--- Data excerpts ---

■ ■ ■ ■ ■

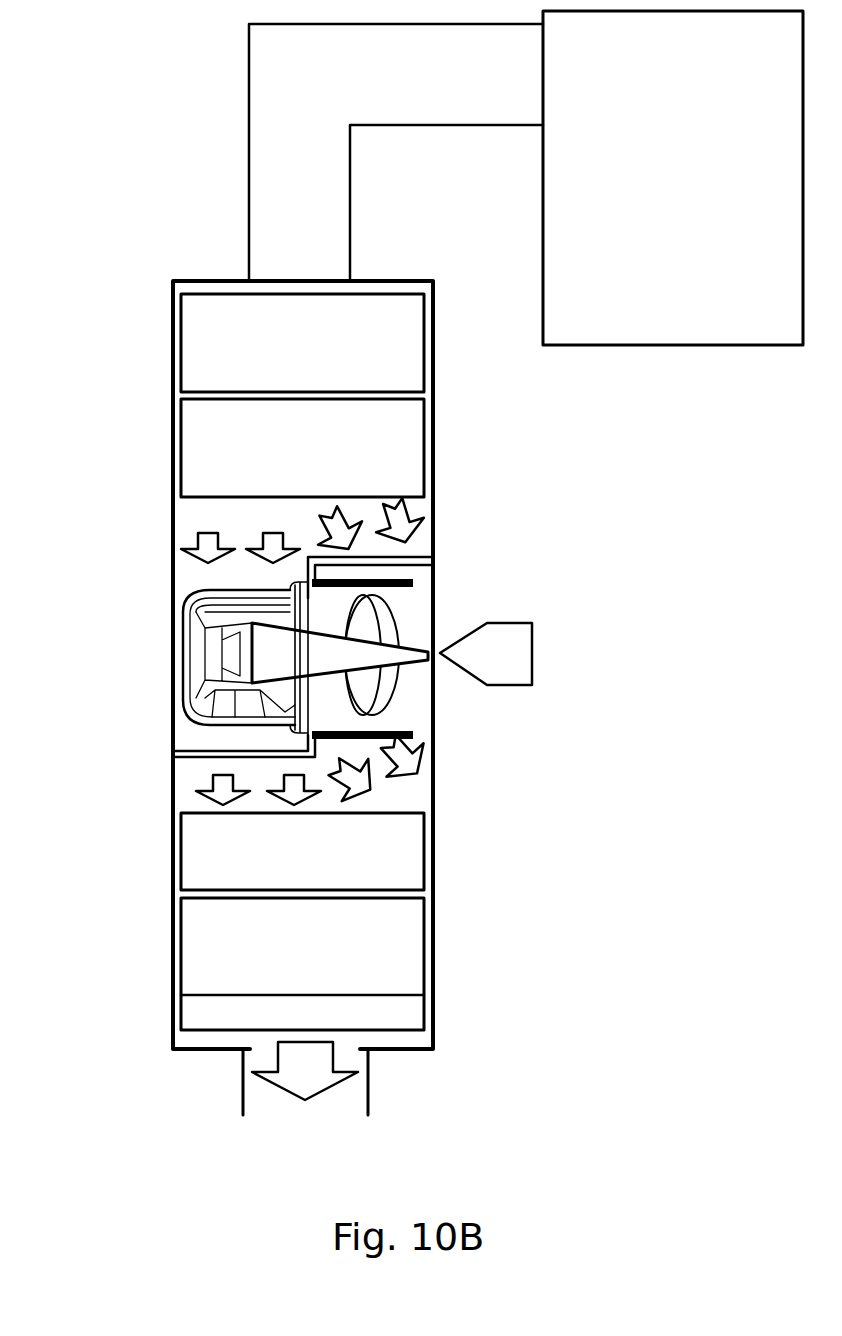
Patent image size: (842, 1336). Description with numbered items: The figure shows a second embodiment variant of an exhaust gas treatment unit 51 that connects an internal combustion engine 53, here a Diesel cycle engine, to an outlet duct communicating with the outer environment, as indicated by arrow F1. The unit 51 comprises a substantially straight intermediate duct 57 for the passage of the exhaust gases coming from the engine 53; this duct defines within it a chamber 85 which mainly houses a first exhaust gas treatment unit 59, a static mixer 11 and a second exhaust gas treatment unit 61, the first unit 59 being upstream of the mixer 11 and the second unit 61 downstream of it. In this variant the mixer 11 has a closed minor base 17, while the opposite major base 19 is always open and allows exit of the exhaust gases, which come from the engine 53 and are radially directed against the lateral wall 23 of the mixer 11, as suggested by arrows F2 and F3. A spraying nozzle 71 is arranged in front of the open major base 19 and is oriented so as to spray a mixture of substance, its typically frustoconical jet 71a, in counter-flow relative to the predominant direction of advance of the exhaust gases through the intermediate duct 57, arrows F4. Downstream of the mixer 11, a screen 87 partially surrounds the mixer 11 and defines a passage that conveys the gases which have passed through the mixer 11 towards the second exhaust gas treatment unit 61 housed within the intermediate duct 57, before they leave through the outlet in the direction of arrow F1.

The exhaust gas treatment unit 51 is at (124, 1083).
The internal combustion engine 53 is at (686, 197).
The intermediate duct 57 is at (72, 268).
The first exhaust gas treatment unit 59 is at (370, 437).
The second exhaust gas treatment unit 61 is at (410, 1018).
The static mixer 11 is at (183, 601).
The minor base 17 is at (176, 673).
The major base 19 is at (320, 600).
The lateral wall 23 is at (261, 734).
The spraying nozzle 71 is at (486, 671).
The jet of substance 71a is at (270, 671).
The chamber 85 is at (440, 540).
The screen 87 is at (412, 721).
The outlet flow arrow F1 is at (340, 1083).
The exhaust gas flow arrows F2 is at (425, 512).
The exhaust gas flow arrows F3 is at (430, 745).
The counter-flow spray arrows F4 is at (400, 598).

■ ■ ■ ■ ■

--- The problem ---
Rewrite the material above as a numbered list, from its beginning through the line containing "The exhaust gas treatment", inclusive. Skip blank lines and leave out the picture.

--- Answer to the exercise ---
1. Patent image size: (842, 1336). Description with numbered items: The figure shows a second embodiment variant of an exhaust gas treatment unit 51 that connects an internal combustion engine 53, here a Diesel cycle engine, to an outlet duct communicating with the outer environment, as indicated by arrow F1. The unit 51 comprises a substantially straight intermediate duct 57 for the passage of the exhaust gases coming from the engine 53; this duct defines within it a chamber 85 which mainly houses a first exhaust gas treatment unit 59, a static mixer 11 and a second exhaust gas treatment unit 61, the first unit 59 being upstream of the mixer 11 and the second unit 61 downstream of it. In this variant the mixer 11 has a closed minor base 17, while the opposite major base 19 is always open and allows exit of the exhaust gases, which come from the engine 53 and are radially directed against the lateral wall 23 of the mixer 11, as suggested by arrows F2 and F3. A spraying nozzle 71 is arranged in front of the open major base 19 and is oriented so as to spray a mixture of substance, its typically frustoconical jet 71a, in counter-flow relative to the predominant direction of advance of the exhaust gases through the intermediate duct 57, arrows F4. Downstream of the mixer 11, a screen 87 partially surrounds the mixer 11 and defines a passage that conveys the gases which have passed through the mixer 11 towards the second exhaust gas treatment unit 61 housed within the intermediate duct 57, before they leave through the outlet in the direction of arrow F1.
2. The exhaust gas treatment unit 51 is at (124, 1083).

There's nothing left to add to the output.